Problem requirements: Copy the data precisely, character for character, and leave out every picture.

The input:
--

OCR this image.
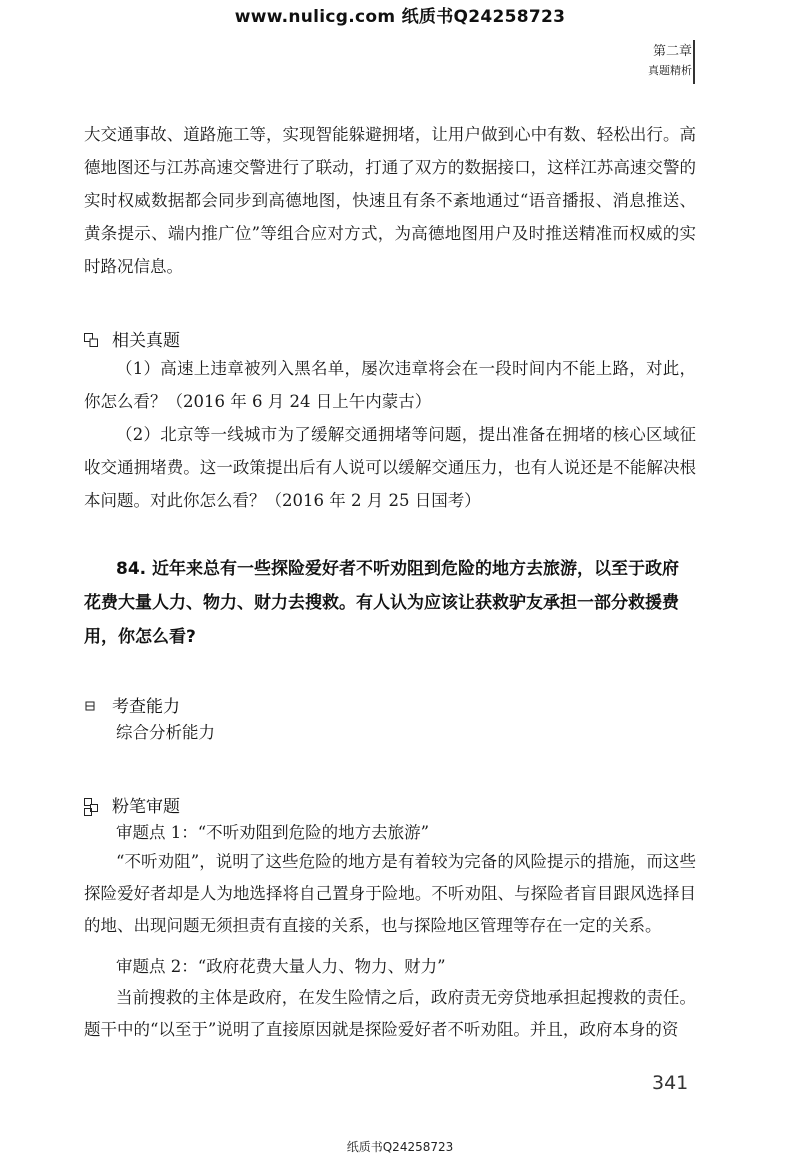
www.nulicg.com 纸质书Q24258723
第二章
真题精析

大交通事故、道路施工等，实现智能躲避拥堵，让用户做到心中有数、轻松出行。高德地图还与江苏高速交警进行了联动，打通了双方的数据接口，这样江苏高速交警的实时权威数据都会同步到高德地图，快速且有条不紊地通过“语音播报、消息推送、黄条提示、端内推广位”等组合应对方式，为高德地图用户及时推送精准而权威的实时路况信息。

相关真题

（1）高速上违章被列入黑名单，屡次违章将会在一段时间内不能上路，对此，你怎么看？（2016 年 6 月 24 日上午内蒙古）

（2）北京等一线城市为了缓解交通拥堵等问题，提出准备在拥堵的核心区域征收交通拥堵费。这一政策提出后有人说可以缓解交通压力，也有人说还是不能解决根本问题。对此你怎么看？（2016 年 2 月 25 日国考）

84. 近年来总有一些探险爱好者不听劝阻到危险的地方去旅游，以至于政府花费大量人力、物力、财力去搜救。有人认为应该让获救驴友承担一部分救援费用，你怎么看?

考查能力
综合分析能力
粉笔审题
审题点 1：“不听劝阻到危险的地方去旅游”

“不听劝阻”，说明了这些危险的地方是有着较为完备的风险提示的措施，而这些探险爱好者却是人为地选择将自己置身于险地。不听劝阻、与探险者盲目跟风选择目的地、出现问题无须担责有直接的关系，也与探险地区管理等存在一定的关系。

审题点 2：“政府花费大量人力、物力、财力”

当前搜救的主体是政府，在发生险情之后，政府责无旁贷地承担起搜救的责任。题干中的“以至于”说明了直接原因就是探险爱好者不听劝阻。并且，政府本身的资

341
纸质书Q24258723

--

Solution to this task:
OCR this image.
www.nulicg.com 纸质书Q24258723
第二章
真题精析

大交通事故、道路施工等，实现智能躲避拥堵，让用户做到心中有数、轻松出行。高德地图还与江苏高速交警进行了联动，打通了双方的数据接口，这样江苏高速交警的实时权威数据都会同步到高德地图，快速且有条不紊地通过“语音播报、消息推送、黄条提示、端内推广位”等组合应对方式，为高德地图用户及时推送精准而权威的实时路况信息。

相关真题

（1）高速上违章被列入黑名单，屡次违章将会在一段时间内不能上路，对此，你怎么看？（2016 年 6 月 24 日上午内蒙古）

（2）北京等一线城市为了缓解交通拥堵等问题，提出准备在拥堵的核心区域征收交通拥堵费。这一政策提出后有人说可以缓解交通压力，也有人说还是不能解决根本问题。对此你怎么看？（2016 年 2 月 25 日国考）

84. 近年来总有一些探险爱好者不听劝阻到危险的地方去旅游，以至于政府花费大量人力、物力、财力去搜救。有人认为应该让获救驴友承担一部分救援费用，你怎么看?

考查能力
综合分析能力
粉笔审题
审题点 1：“不听劝阻到危险的地方去旅游”

“不听劝阻”，说明了这些危险的地方是有着较为完备的风险提示的措施，而这些探险爱好者却是人为地选择将自己置身于险地。不听劝阻、与探险者盲目跟风选择目的地、出现问题无须担责有直接的关系，也与探险地区管理等存在一定的关系。

审题点 2：“政府花费大量人力、物力、财力”

当前搜救的主体是政府，在发生险情之后，政府责无旁贷地承担起搜救的责任。题干中的“以至于”说明了直接原因就是探险爱好者不听劝阻。并且，政府本身的资

341
纸质书Q24258723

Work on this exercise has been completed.